» Provided information:

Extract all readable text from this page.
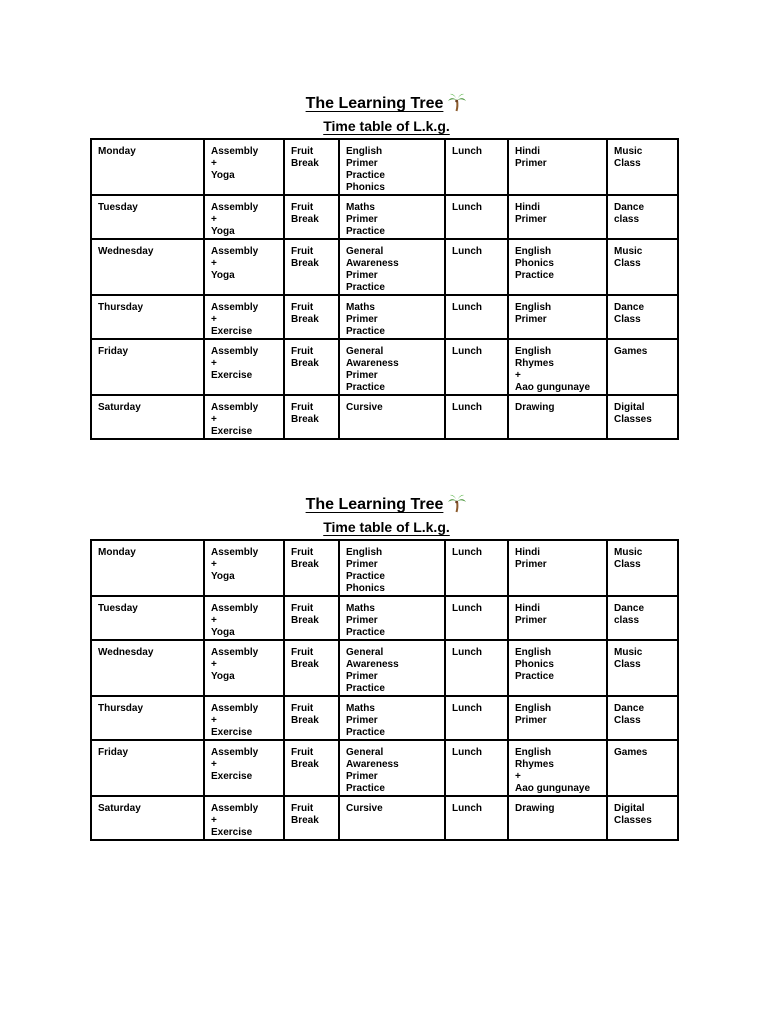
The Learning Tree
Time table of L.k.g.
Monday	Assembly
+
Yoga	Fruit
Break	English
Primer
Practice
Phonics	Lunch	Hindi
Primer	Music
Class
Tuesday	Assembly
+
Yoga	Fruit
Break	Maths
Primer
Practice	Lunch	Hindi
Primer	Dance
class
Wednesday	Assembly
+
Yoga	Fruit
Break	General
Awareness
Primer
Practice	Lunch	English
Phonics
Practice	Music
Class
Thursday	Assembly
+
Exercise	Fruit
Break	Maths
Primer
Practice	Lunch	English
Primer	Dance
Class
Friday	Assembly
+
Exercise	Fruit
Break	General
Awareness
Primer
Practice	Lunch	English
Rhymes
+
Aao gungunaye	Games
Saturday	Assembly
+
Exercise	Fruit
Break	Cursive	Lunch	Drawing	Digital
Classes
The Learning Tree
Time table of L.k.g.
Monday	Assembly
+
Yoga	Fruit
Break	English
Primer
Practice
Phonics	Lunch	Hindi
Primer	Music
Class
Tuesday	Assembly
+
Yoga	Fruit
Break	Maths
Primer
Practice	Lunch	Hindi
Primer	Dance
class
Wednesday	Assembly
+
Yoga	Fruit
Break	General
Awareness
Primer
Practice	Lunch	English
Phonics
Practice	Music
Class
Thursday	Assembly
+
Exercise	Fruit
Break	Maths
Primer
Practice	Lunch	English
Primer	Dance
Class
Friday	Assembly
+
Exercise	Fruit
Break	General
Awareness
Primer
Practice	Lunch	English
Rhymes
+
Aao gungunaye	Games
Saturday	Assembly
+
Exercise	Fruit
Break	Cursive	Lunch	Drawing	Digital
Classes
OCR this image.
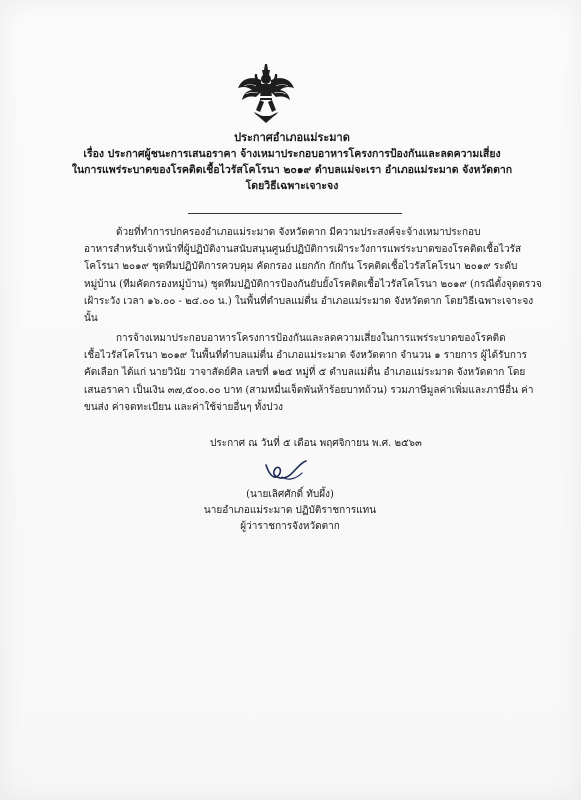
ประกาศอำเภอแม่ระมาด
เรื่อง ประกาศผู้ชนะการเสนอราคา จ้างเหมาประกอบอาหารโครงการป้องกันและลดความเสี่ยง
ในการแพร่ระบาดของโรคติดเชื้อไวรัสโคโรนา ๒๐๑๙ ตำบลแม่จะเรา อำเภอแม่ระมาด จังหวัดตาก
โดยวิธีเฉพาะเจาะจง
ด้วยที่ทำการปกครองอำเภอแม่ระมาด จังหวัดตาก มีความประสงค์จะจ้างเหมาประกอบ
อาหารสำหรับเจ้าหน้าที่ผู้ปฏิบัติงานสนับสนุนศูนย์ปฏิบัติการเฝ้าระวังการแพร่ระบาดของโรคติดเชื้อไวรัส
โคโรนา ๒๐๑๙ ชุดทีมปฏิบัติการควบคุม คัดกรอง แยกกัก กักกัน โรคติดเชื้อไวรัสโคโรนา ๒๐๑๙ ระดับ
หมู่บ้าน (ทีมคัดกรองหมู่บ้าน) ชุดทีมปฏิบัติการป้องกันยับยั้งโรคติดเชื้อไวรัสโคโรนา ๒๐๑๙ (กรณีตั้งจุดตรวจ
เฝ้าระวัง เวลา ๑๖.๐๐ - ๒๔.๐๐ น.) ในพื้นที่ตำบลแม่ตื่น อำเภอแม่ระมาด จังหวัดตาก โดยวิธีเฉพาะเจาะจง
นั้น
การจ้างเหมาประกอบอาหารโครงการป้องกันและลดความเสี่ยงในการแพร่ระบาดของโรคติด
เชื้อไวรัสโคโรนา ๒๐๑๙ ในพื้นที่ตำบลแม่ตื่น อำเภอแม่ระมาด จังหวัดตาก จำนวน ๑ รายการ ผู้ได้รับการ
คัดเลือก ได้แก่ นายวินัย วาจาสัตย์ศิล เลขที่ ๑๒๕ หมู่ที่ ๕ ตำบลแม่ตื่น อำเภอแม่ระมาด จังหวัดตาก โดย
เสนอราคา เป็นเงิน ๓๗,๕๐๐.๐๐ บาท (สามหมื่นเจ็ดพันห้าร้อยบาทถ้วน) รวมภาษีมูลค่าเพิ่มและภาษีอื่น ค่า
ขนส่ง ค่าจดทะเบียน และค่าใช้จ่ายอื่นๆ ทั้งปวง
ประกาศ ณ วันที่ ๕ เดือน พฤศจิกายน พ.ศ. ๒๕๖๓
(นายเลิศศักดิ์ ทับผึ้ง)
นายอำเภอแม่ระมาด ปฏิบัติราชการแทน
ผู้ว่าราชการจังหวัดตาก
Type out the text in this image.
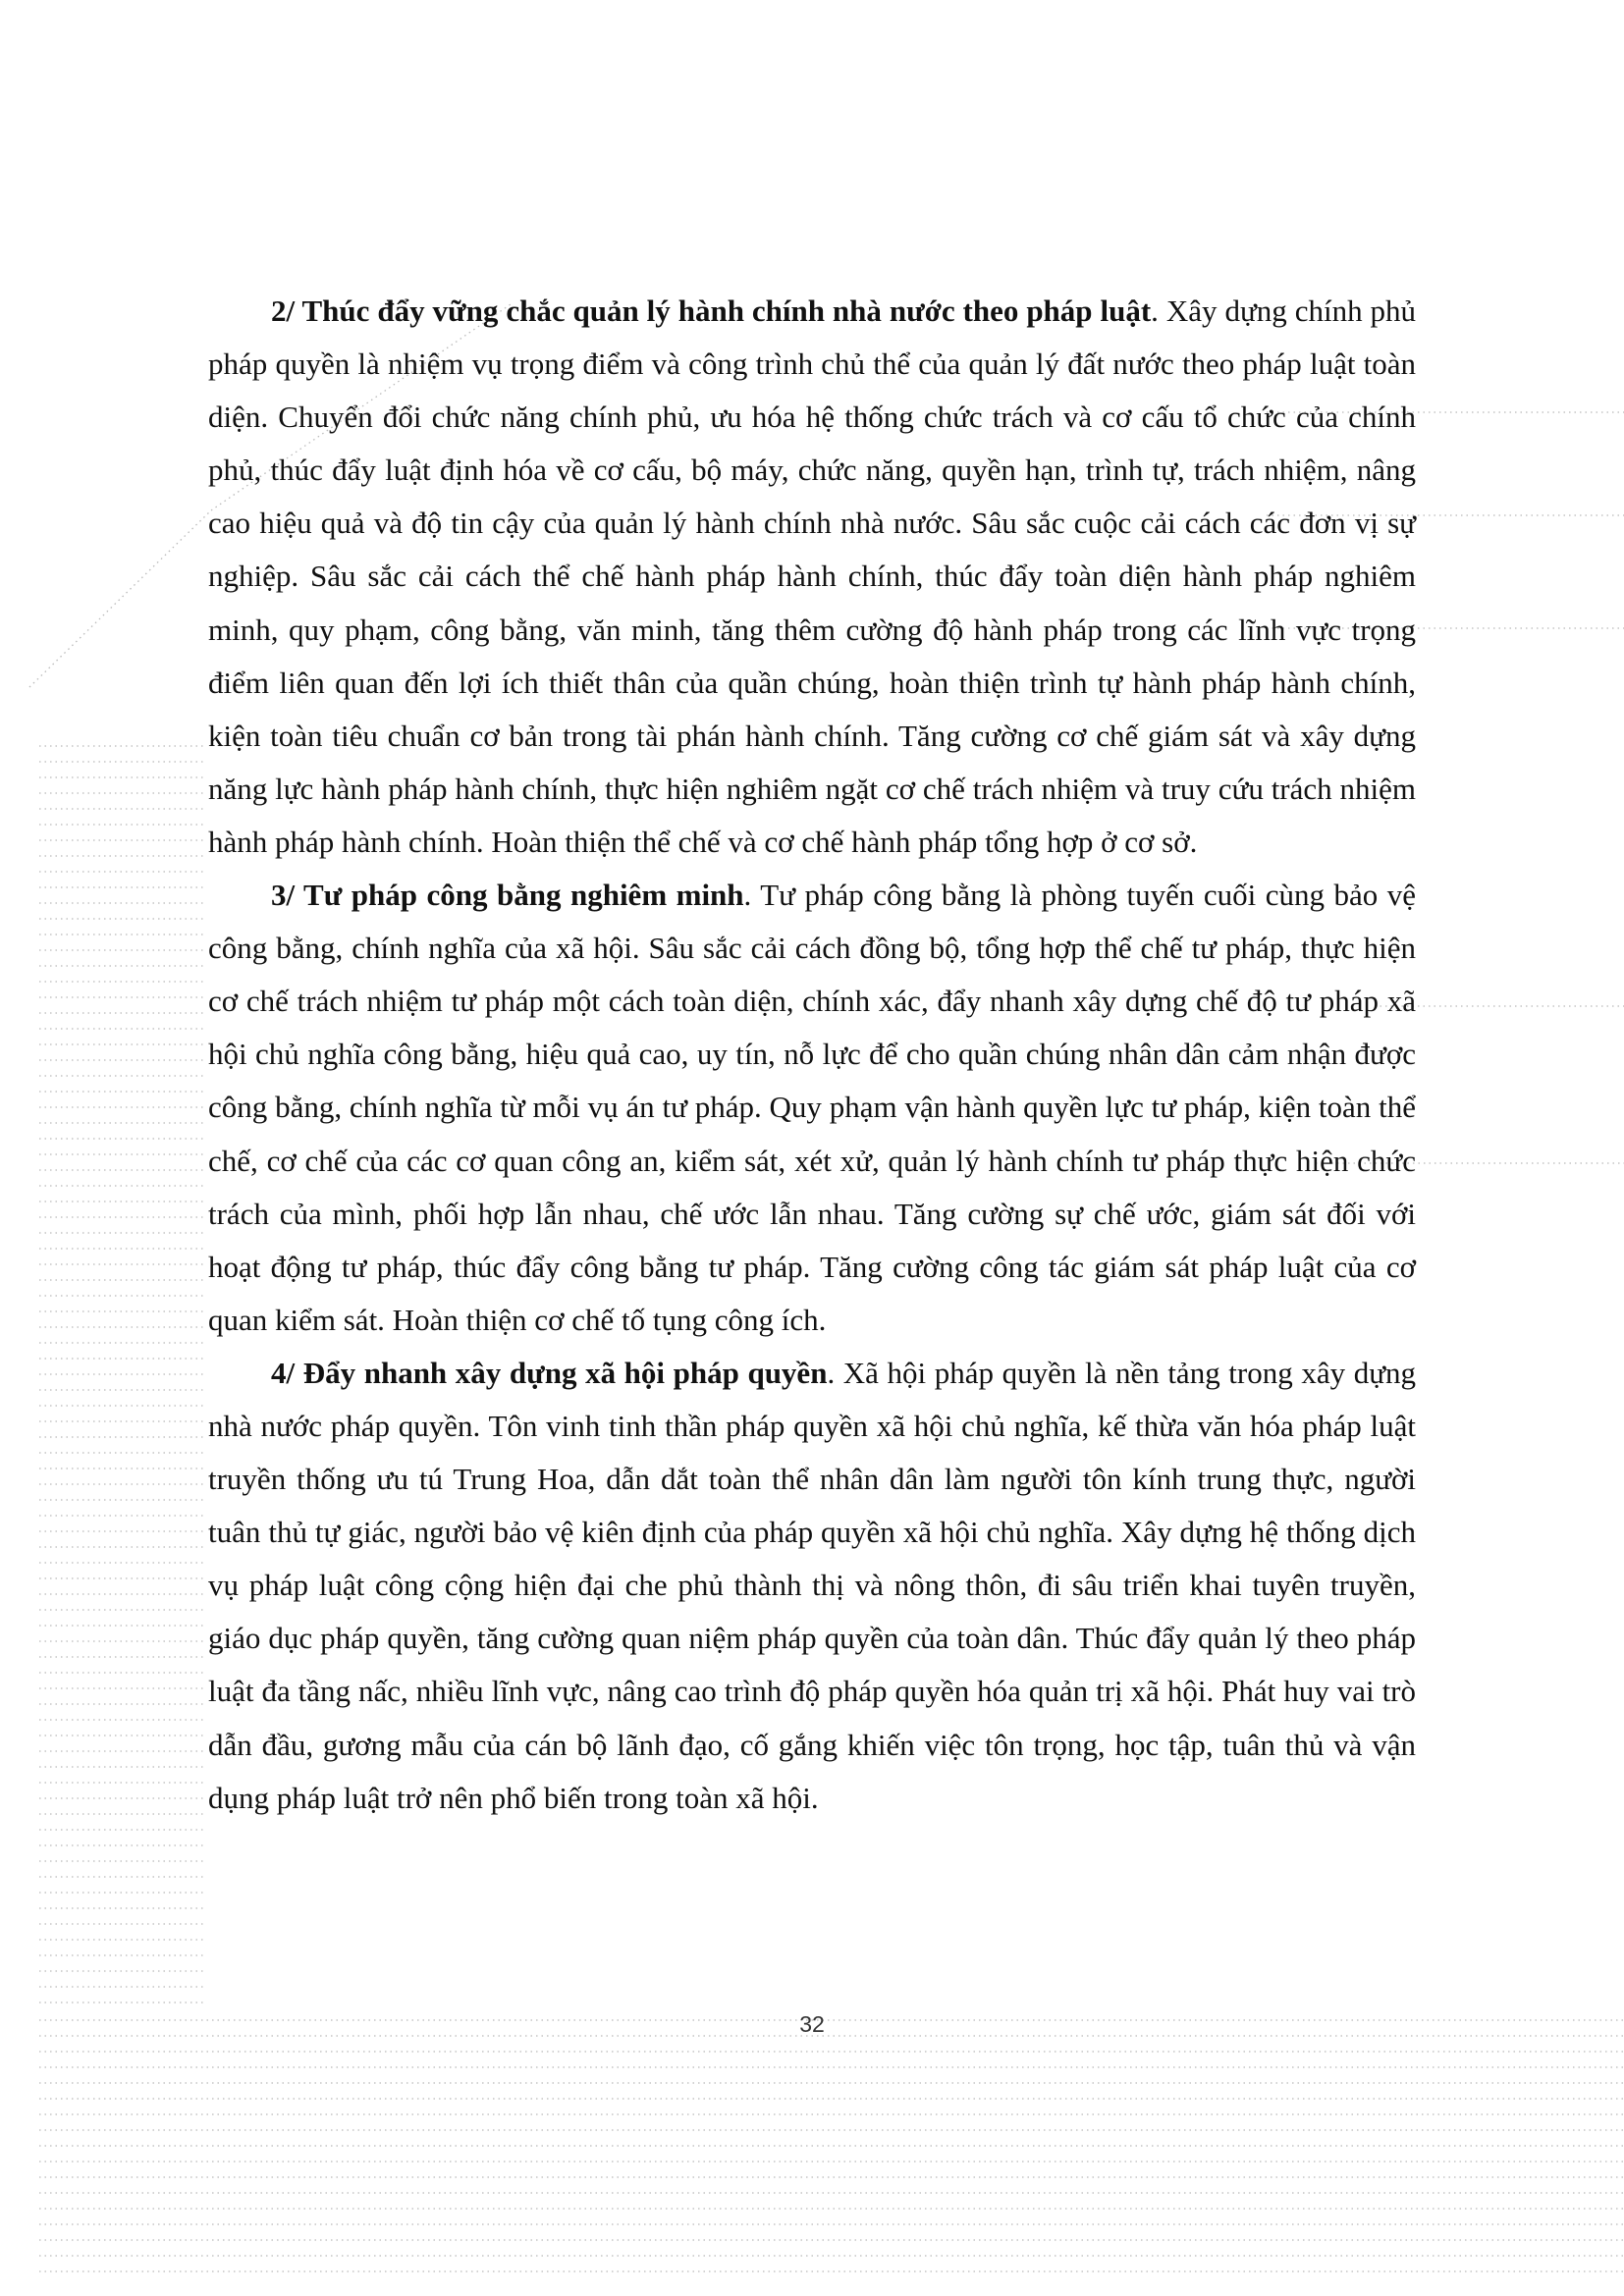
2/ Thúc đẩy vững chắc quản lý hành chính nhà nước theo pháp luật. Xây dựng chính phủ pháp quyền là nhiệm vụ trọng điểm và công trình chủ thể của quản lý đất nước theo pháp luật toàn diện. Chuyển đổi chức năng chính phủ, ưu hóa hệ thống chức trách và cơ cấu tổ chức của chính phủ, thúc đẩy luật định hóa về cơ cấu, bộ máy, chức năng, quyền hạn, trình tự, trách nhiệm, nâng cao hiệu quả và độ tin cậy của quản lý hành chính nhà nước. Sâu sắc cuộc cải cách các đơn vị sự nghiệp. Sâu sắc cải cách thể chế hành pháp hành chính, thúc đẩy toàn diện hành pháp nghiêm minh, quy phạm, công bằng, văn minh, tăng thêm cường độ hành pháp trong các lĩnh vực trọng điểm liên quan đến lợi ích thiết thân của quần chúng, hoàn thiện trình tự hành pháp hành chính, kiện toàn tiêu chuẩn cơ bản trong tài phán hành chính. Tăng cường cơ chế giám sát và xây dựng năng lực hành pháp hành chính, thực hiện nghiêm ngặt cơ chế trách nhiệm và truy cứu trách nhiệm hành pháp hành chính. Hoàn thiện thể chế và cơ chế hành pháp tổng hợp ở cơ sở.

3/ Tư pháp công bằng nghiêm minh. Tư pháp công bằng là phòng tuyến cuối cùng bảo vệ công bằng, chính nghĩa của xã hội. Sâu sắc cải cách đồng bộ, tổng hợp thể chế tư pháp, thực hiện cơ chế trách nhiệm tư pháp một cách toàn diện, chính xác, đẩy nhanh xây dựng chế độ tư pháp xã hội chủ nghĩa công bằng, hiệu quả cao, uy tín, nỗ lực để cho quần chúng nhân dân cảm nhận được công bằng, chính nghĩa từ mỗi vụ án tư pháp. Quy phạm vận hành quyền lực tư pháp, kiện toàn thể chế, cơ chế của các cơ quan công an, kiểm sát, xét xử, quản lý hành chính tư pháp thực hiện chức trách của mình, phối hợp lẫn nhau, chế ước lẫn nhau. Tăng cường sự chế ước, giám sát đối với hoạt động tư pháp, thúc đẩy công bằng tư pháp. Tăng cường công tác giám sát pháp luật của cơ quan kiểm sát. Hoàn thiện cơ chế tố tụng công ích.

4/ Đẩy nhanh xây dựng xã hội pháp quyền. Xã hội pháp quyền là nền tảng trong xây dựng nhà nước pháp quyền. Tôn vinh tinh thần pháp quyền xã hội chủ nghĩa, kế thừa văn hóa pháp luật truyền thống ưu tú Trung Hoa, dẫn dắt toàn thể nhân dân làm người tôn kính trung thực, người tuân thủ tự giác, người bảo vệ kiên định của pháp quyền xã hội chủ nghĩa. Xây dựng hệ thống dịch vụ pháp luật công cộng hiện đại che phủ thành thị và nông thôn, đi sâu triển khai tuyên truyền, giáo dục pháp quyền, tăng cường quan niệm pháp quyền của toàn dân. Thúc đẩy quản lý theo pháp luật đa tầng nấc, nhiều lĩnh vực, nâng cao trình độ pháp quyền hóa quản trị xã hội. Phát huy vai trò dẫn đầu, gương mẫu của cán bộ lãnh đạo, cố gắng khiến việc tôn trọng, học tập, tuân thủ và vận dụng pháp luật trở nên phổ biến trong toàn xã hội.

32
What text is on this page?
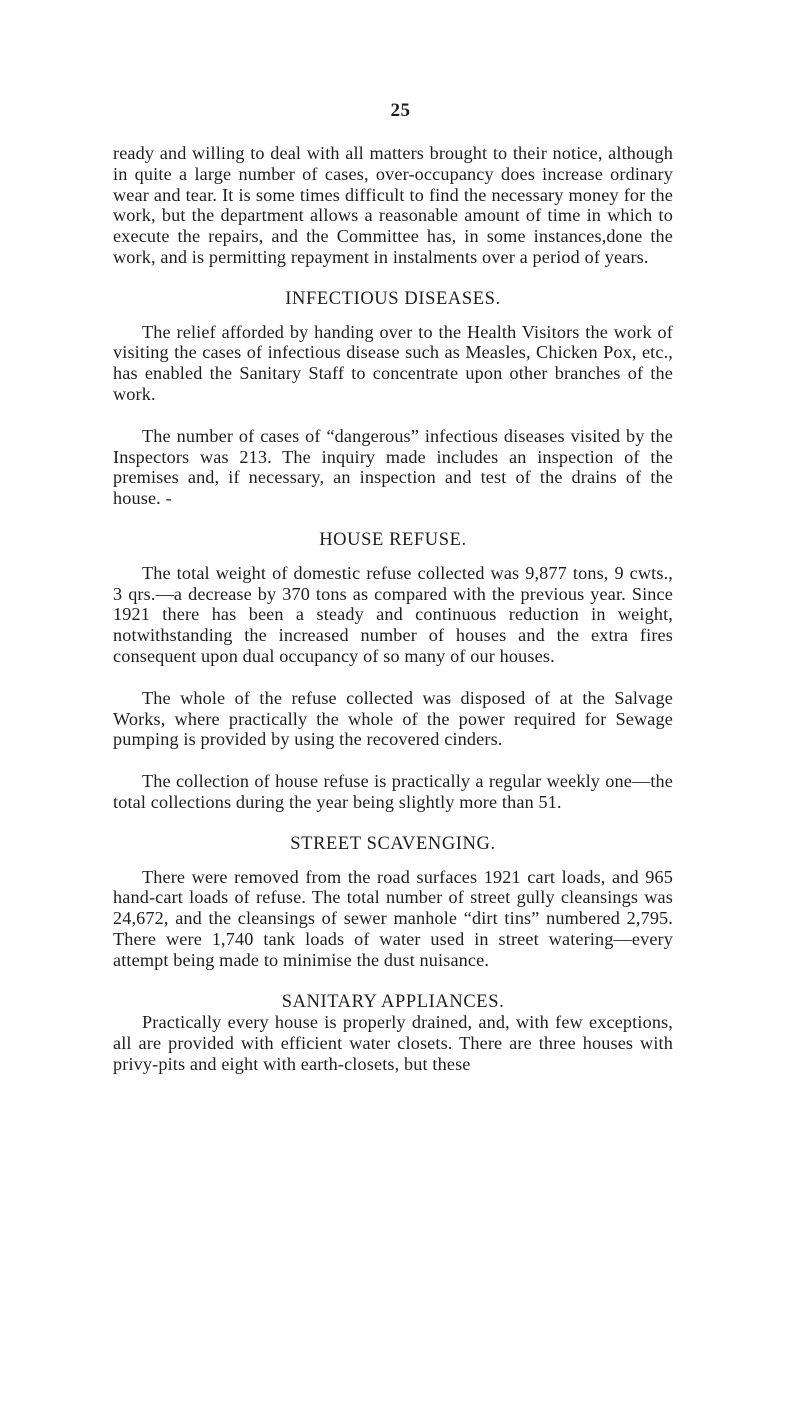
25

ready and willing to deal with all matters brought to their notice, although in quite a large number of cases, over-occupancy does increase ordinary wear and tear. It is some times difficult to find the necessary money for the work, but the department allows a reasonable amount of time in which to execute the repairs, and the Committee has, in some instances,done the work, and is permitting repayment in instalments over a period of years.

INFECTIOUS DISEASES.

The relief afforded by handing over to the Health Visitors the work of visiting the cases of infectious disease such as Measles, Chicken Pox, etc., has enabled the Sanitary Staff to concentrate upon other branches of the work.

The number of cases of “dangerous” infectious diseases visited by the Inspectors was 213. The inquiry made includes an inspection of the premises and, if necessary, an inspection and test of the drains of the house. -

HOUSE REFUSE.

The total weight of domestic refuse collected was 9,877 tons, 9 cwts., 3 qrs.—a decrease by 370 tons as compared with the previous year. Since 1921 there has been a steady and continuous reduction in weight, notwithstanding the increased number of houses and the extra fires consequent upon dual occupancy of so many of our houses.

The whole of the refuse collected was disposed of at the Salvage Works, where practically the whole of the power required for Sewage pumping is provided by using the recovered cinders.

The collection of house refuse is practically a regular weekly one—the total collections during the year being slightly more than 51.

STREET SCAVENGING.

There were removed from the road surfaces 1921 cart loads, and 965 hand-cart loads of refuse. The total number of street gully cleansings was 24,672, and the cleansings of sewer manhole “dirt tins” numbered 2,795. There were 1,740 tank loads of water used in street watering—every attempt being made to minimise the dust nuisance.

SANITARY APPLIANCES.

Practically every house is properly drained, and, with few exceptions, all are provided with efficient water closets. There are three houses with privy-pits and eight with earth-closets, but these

» To do:
Locate the string "image" in the listing above and copy every line where it occurs.

» Task response:
OCR this image.
Type out the text in this image.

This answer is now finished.